* _Task to carry out_
Only lines holding the word "recording" should be copied from the material.

#####

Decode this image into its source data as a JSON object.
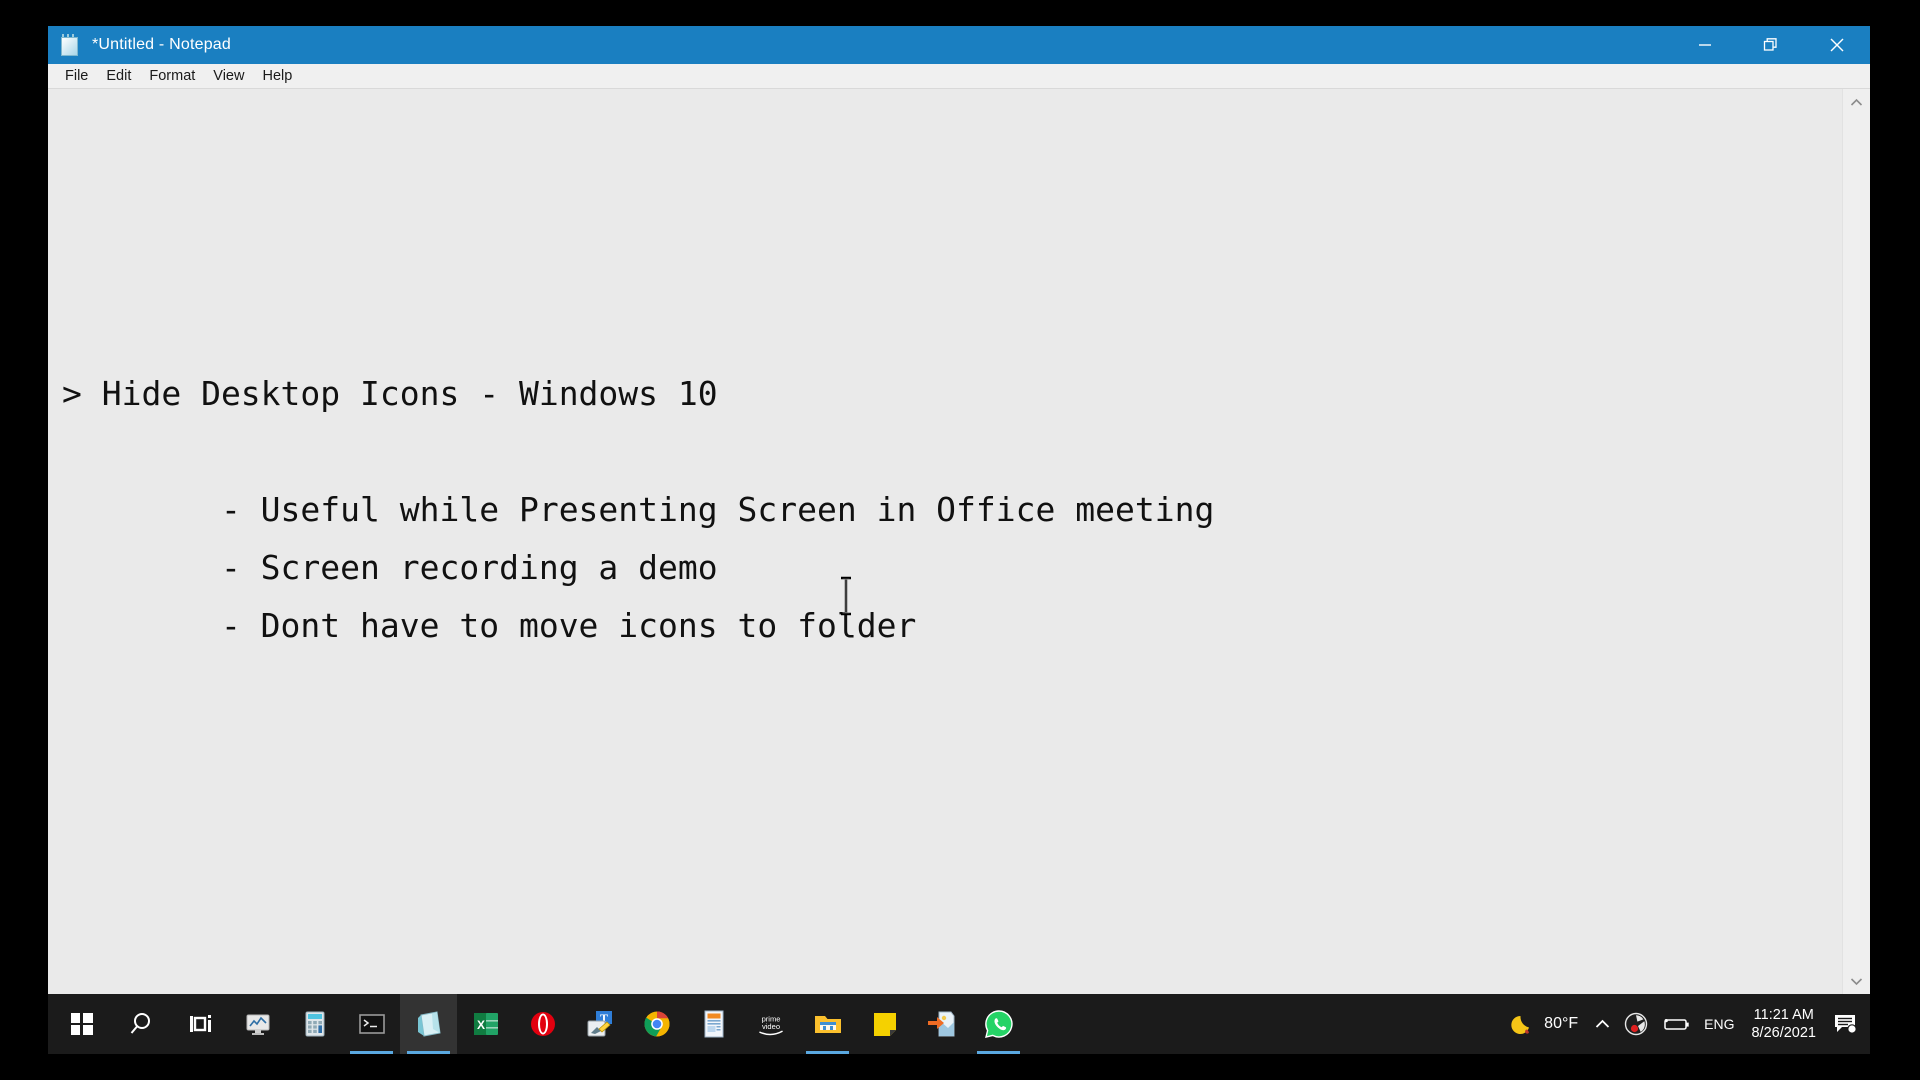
{
  "window": {
    "title": "*Untitled - Notepad",
    "icon": "notepad-icon",
    "menu": [
      {
        "label": "File"
      },
      {
        "label": "Edit"
      },
      {
        "label": "Format"
      },
      {
        "label": "View"
      },
      {
        "label": "Help"
      }
    ],
    "controls": {
      "minimize": "minimize-icon",
      "restore": "restore-icon",
      "close": "close-icon"
    },
    "scrollbar": {
      "up": "chevron-up-icon",
      "down": "chevron-down-icon"
    }
  },
  "document": {
    "heading": "> Hide Desktop Icons - Windows 10",
    "bullets": [
      "        - Useful while Presenting Screen in Office meeting",
      "        - Screen recording a demo",
      "        - Dont have to move icons to folder"
    ],
    "full_text": "> Hide Desktop Icons - Windows 10\n\n        - Useful while Presenting Screen in Office meeting\n        - Screen recording a demo\n        - Dont have to move icons to folder"
  },
  "taskbar": {
    "start": {
      "name": "start-button",
      "icon": "windows-logo-icon"
    },
    "items": [
      {
        "name": "search-button",
        "icon": "search-icon",
        "running": false,
        "active": false
      },
      {
        "name": "task-view-button",
        "icon": "task-view-icon",
        "running": false,
        "active": false
      },
      {
        "name": "task-manager-button",
        "icon": "monitor-chart-icon",
        "running": false,
        "active": false
      },
      {
        "name": "calculator-button",
        "icon": "calculator-icon",
        "running": false,
        "active": false
      },
      {
        "name": "command-prompt-button",
        "icon": "terminal-icon",
        "running": true,
        "active": false
      },
      {
        "name": "notepad-button",
        "icon": "notepad-icon",
        "running": true,
        "active": true
      },
      {
        "name": "excel-button",
        "icon": "excel-icon",
        "running": false,
        "active": false
      },
      {
        "name": "opera-button",
        "icon": "opera-icon",
        "running": false,
        "active": false
      },
      {
        "name": "paint-button",
        "icon": "paint-text-icon",
        "running": false,
        "active": false
      },
      {
        "name": "chrome-button",
        "icon": "chrome-icon",
        "running": false,
        "active": false
      },
      {
        "name": "news-button",
        "icon": "news-document-icon",
        "running": false,
        "active": false
      },
      {
        "name": "prime-video-button",
        "icon": "prime-video-icon",
        "running": false,
        "active": false
      },
      {
        "name": "file-explorer-button",
        "icon": "folder-icon",
        "running": true,
        "active": false
      },
      {
        "name": "sticky-notes-button",
        "icon": "sticky-note-icon",
        "running": false,
        "active": false
      },
      {
        "name": "send-anywhere-button",
        "icon": "file-transfer-icon",
        "running": false,
        "active": false
      },
      {
        "name": "whatsapp-button",
        "icon": "whatsapp-icon",
        "running": true,
        "active": false
      }
    ],
    "tray": {
      "weather_icon": "moon-icon",
      "temperature": "80°F",
      "overflow_icon": "chevron-up-icon",
      "obs_icon": "obs-icon",
      "battery_icon": "battery-icon",
      "language": "ENG",
      "time": "11:21 AM",
      "date": "8/26/2021",
      "notifications_icon": "notification-center-icon"
    }
  },
  "colors": {
    "titlebar": "#1a7fc1",
    "taskbar": "#1b1b1b",
    "editor_bg": "#eaeaea",
    "accent_underline": "#5aa8e0",
    "chrome_bg": "#f0f0f0"
  }
}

#####

* _Expected answer_
      "        - Screen recording a demo",
    "full_text": "> Hide Desktop Icons - Windows 10\n\n        - Useful while Presenting Screen in Office meeting\n        - Screen recording a demo\n        - Dont have to move icons to folder"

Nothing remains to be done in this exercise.